Copy out every record below, word for word.

**Dataset extract**
"""

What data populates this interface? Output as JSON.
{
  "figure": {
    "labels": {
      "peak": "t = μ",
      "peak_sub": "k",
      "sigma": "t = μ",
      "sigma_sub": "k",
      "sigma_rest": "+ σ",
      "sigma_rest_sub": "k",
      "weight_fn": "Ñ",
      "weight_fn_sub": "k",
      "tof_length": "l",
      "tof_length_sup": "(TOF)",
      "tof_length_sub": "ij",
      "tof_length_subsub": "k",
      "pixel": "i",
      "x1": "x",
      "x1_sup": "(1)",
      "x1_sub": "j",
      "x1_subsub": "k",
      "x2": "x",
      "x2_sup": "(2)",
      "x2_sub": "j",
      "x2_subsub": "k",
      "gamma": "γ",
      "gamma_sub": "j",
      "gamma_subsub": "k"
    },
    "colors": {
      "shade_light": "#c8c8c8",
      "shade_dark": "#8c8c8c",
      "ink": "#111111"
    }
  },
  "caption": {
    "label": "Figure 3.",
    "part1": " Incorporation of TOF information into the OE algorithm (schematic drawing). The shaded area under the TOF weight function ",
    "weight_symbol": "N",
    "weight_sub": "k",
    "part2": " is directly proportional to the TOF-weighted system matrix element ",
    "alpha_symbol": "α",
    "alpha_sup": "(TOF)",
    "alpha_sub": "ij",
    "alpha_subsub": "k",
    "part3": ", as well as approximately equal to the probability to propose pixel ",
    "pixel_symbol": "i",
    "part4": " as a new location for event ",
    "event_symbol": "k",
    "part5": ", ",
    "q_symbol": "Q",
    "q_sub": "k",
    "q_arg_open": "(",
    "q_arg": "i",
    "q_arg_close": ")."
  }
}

"""

**Exercise output**
What data populates this interface? Output as JSON.
{
  "figure": {
    "labels": {
      "peak": "t = μ",
      "peak_sub": "k",
      "sigma": "t = μ",
      "sigma_sub": "k",
      "sigma_rest": "+ σ",
      "sigma_rest_sub": "k",
      "weight_fn": "Ñ",
      "weight_fn_sub": "k",
      "tof_length": "l",
      "tof_length_sup": "(TOF)",
      "tof_length_sub": "ij",
      "tof_length_subsub": "k",
      "pixel": "i",
      "x1": "x",
      "x1_sup": "(1)",
      "x1_sub": "j",
      "x1_subsub": "k",
      "x2": "x",
      "x2_sup": "(2)",
      "x2_sub": "j",
      "x2_subsub": "k",
      "gamma": "γ",
      "gamma_sub": "j",
      "gamma_subsub": "k"
    },
    "colors": {
      "shade_light": "#c8c8c8",
      "shade_dark": "#8c8c8c",
      "ink": "#111111"
    }
  },
  "caption": {
    "label": "Figure 3.",
    "part1": " Incorporation of TOF information into the OE algorithm (schematic drawing). The shaded area under the TOF weight function ",
    "weight_symbol": "N",
    "weight_sub": "k",
    "part2": " is directly proportional to the TOF-weighted system matrix element ",
    "alpha_symbol": "α",
    "alpha_sup": "(TOF)",
    "alpha_sub": "ij",
    "alpha_subsub": "k",
    "part3": ", as well as approximately equal to the probability to propose pixel ",
    "pixel_symbol": "i",
    "part4": " as a new location for event ",
    "event_symbol": "k",
    "part5": ", ",
    "q_symbol": "Q",
    "q_sub": "k",
    "q_arg_open": "(",
    "q_arg": "i",
    "q_arg_close": ")."
  }
}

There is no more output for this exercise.